(Dataset rows of page text)
________________________

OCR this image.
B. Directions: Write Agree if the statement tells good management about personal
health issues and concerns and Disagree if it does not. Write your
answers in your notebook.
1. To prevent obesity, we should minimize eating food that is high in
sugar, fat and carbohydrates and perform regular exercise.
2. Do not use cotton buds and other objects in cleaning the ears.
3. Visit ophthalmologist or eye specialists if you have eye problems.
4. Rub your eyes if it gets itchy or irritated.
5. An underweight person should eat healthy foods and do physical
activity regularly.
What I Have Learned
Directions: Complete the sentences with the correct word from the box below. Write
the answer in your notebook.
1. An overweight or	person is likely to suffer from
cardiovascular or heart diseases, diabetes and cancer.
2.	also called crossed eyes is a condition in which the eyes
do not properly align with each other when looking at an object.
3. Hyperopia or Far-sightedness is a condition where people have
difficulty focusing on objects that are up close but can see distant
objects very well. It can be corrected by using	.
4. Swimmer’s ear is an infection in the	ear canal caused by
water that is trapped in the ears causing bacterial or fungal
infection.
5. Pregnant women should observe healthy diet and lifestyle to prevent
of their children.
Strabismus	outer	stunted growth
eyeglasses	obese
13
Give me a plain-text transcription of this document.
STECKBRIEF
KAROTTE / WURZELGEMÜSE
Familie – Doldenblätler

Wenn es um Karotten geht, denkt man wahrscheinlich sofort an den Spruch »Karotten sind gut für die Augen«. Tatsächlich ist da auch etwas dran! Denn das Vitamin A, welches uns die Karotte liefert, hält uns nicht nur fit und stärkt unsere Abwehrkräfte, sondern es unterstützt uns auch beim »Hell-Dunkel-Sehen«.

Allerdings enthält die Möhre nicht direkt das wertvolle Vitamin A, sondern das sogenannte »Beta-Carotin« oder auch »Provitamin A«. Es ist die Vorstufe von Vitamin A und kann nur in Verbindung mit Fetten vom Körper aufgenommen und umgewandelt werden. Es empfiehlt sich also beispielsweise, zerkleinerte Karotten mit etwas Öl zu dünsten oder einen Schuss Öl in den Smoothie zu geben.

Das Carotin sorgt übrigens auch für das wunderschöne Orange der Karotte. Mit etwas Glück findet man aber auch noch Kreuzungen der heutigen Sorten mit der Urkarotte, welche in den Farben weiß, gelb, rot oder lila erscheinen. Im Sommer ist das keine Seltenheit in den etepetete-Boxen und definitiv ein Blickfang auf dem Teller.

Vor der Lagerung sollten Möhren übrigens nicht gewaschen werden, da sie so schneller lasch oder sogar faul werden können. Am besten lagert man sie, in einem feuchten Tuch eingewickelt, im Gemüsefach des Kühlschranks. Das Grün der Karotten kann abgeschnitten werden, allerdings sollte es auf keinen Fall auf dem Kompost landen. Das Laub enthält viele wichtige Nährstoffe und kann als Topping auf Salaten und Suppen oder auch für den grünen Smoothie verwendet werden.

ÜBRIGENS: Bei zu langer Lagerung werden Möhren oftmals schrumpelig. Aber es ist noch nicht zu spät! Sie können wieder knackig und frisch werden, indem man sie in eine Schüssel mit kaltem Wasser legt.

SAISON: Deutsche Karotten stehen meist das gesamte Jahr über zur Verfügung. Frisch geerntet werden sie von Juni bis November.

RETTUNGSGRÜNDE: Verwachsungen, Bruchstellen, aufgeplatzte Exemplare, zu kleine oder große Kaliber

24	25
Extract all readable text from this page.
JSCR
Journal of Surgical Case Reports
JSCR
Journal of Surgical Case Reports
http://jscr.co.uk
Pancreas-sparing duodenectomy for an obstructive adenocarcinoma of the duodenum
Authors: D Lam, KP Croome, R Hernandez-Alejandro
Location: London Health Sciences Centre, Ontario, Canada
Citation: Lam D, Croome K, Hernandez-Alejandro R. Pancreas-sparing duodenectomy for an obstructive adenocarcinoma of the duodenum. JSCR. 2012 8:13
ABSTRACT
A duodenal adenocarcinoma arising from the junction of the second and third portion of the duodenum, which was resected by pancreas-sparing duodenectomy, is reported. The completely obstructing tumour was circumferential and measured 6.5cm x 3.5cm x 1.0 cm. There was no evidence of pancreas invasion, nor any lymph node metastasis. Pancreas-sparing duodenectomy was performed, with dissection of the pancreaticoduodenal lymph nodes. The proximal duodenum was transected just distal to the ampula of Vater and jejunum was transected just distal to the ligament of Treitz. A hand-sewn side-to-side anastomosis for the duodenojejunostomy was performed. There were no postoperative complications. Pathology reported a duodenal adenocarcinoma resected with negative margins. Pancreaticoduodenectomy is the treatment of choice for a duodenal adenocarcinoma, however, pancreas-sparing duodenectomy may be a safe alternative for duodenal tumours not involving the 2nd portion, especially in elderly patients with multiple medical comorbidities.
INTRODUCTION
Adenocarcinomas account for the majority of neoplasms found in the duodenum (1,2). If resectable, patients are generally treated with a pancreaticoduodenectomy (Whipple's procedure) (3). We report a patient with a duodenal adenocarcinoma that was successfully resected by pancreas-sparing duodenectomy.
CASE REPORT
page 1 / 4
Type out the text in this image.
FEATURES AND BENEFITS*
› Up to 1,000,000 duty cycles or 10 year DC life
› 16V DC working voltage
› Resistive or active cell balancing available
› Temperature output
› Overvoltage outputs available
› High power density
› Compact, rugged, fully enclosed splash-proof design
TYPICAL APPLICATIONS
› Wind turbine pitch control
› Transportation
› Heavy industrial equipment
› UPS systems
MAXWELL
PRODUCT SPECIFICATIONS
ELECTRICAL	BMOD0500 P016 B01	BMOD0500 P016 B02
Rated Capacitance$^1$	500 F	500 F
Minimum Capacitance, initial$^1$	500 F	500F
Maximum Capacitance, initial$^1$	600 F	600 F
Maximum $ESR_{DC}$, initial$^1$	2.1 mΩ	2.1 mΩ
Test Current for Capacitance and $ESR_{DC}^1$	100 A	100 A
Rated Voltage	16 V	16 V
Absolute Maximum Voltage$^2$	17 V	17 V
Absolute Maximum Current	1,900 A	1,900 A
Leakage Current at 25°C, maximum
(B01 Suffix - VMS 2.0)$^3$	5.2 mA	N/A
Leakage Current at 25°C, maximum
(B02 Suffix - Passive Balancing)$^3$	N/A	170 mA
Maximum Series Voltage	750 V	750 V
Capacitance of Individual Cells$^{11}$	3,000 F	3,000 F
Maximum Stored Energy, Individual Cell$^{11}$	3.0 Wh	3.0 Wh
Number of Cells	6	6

________________________

● **Work to be completed**: Each line of the entries that contains "Capacitance" counts once; state the total as a bare number.

● **Solution to this problem**: 5